:: TASK DATA ::
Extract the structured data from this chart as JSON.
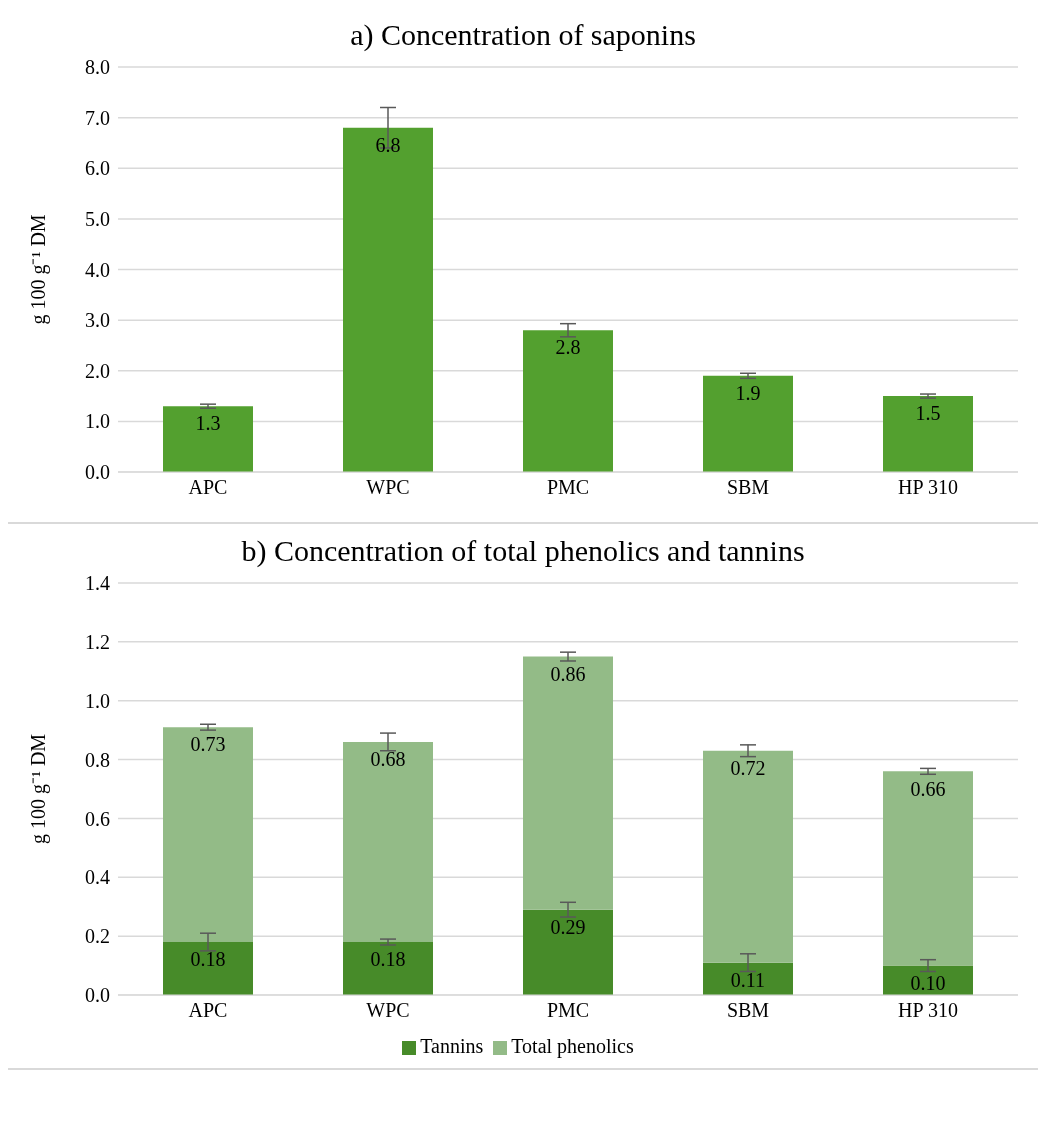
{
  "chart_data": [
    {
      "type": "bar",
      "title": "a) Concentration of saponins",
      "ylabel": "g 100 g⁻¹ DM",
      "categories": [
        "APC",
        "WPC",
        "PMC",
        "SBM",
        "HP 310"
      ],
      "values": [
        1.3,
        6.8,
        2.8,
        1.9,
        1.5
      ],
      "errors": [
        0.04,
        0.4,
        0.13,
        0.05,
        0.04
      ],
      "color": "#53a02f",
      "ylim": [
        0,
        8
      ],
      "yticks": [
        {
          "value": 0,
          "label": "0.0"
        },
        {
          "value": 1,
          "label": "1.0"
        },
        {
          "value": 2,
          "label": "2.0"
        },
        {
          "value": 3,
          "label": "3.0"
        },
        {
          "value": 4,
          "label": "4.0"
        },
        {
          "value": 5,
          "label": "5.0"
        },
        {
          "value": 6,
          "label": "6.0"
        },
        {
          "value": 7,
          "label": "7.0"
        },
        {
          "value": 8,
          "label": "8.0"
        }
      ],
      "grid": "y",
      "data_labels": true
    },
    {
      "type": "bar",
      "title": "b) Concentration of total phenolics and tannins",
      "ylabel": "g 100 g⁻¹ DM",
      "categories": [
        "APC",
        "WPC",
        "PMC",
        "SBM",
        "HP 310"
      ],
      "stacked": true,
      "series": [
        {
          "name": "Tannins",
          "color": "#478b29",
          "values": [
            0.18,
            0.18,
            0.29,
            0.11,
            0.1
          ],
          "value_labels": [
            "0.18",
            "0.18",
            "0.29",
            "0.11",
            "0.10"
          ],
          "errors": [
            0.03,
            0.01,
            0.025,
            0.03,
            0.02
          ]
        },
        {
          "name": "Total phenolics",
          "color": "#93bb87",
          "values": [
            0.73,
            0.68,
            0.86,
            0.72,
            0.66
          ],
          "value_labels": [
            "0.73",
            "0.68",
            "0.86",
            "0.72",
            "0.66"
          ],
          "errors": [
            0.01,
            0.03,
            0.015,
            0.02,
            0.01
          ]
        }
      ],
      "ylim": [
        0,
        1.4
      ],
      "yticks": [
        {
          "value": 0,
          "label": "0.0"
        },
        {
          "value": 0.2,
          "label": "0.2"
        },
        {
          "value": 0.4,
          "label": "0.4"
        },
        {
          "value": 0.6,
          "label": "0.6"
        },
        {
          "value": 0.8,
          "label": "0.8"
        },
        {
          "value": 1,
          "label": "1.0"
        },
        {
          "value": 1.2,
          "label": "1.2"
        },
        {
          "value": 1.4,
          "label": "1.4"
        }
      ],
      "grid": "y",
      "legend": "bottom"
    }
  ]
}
:::
**WRITTEN REQUEST:**
Copy all the entries word for word. Omit any pictures.

**CORRECT OUTPUT:**
Extract the structured data from this chart as JSON.
{
  "chart_data": [
    {
      "type": "bar",
      "title": "a) Concentration of saponins",
      "ylabel": "g 100 g⁻¹ DM",
      "categories": [
        "APC",
        "WPC",
        "PMC",
        "SBM",
        "HP 310"
      ],
      "values": [
        1.3,
        6.8,
        2.8,
        1.9,
        1.5
      ],
      "errors": [
        0.04,
        0.4,
        0.13,
        0.05,
        0.04
      ],
      "color": "#53a02f",
      "ylim": [
        0,
        8
      ],
      "yticks": [
        {
          "value": 0,
          "label": "0.0"
        },
        {
          "value": 1,
          "label": "1.0"
        },
        {
          "value": 2,
          "label": "2.0"
        },
        {
          "value": 3,
          "label": "3.0"
        },
        {
          "value": 4,
          "label": "4.0"
        },
        {
          "value": 5,
          "label": "5.0"
        },
        {
          "value": 6,
          "label": "6.0"
        },
        {
          "value": 7,
          "label": "7.0"
        },
        {
          "value": 8,
          "label": "8.0"
        }
      ],
      "grid": "y",
      "data_labels": true
    },
    {
      "type": "bar",
      "title": "b) Concentration of total phenolics and tannins",
      "ylabel": "g 100 g⁻¹ DM",
      "categories": [
        "APC",
        "WPC",
        "PMC",
        "SBM",
        "HP 310"
      ],
      "stacked": true,
      "series": [
        {
          "name": "Tannins",
          "color": "#478b29",
          "values": [
            0.18,
            0.18,
            0.29,
            0.11,
            0.1
          ],
          "value_labels": [
            "0.18",
            "0.18",
            "0.29",
            "0.11",
            "0.10"
          ],
          "errors": [
            0.03,
            0.01,
            0.025,
            0.03,
            0.02
          ]
        },
        {
          "name": "Total phenolics",
          "color": "#93bb87",
          "values": [
            0.73,
            0.68,
            0.86,
            0.72,
            0.66
          ],
          "value_labels": [
            "0.73",
            "0.68",
            "0.86",
            "0.72",
            "0.66"
          ],
          "errors": [
            0.01,
            0.03,
            0.015,
            0.02,
            0.01
          ]
        }
      ],
      "ylim": [
        0,
        1.4
      ],
      "yticks": [
        {
          "value": 0,
          "label": "0.0"
        },
        {
          "value": 0.2,
          "label": "0.2"
        },
        {
          "value": 0.4,
          "label": "0.4"
        },
        {
          "value": 0.6,
          "label": "0.6"
        },
        {
          "value": 0.8,
          "label": "0.8"
        },
        {
          "value": 1,
          "label": "1.0"
        },
        {
          "value": 1.2,
          "label": "1.2"
        },
        {
          "value": 1.4,
          "label": "1.4"
        }
      ],
      "grid": "y",
      "legend": "bottom"
    }
  ]
}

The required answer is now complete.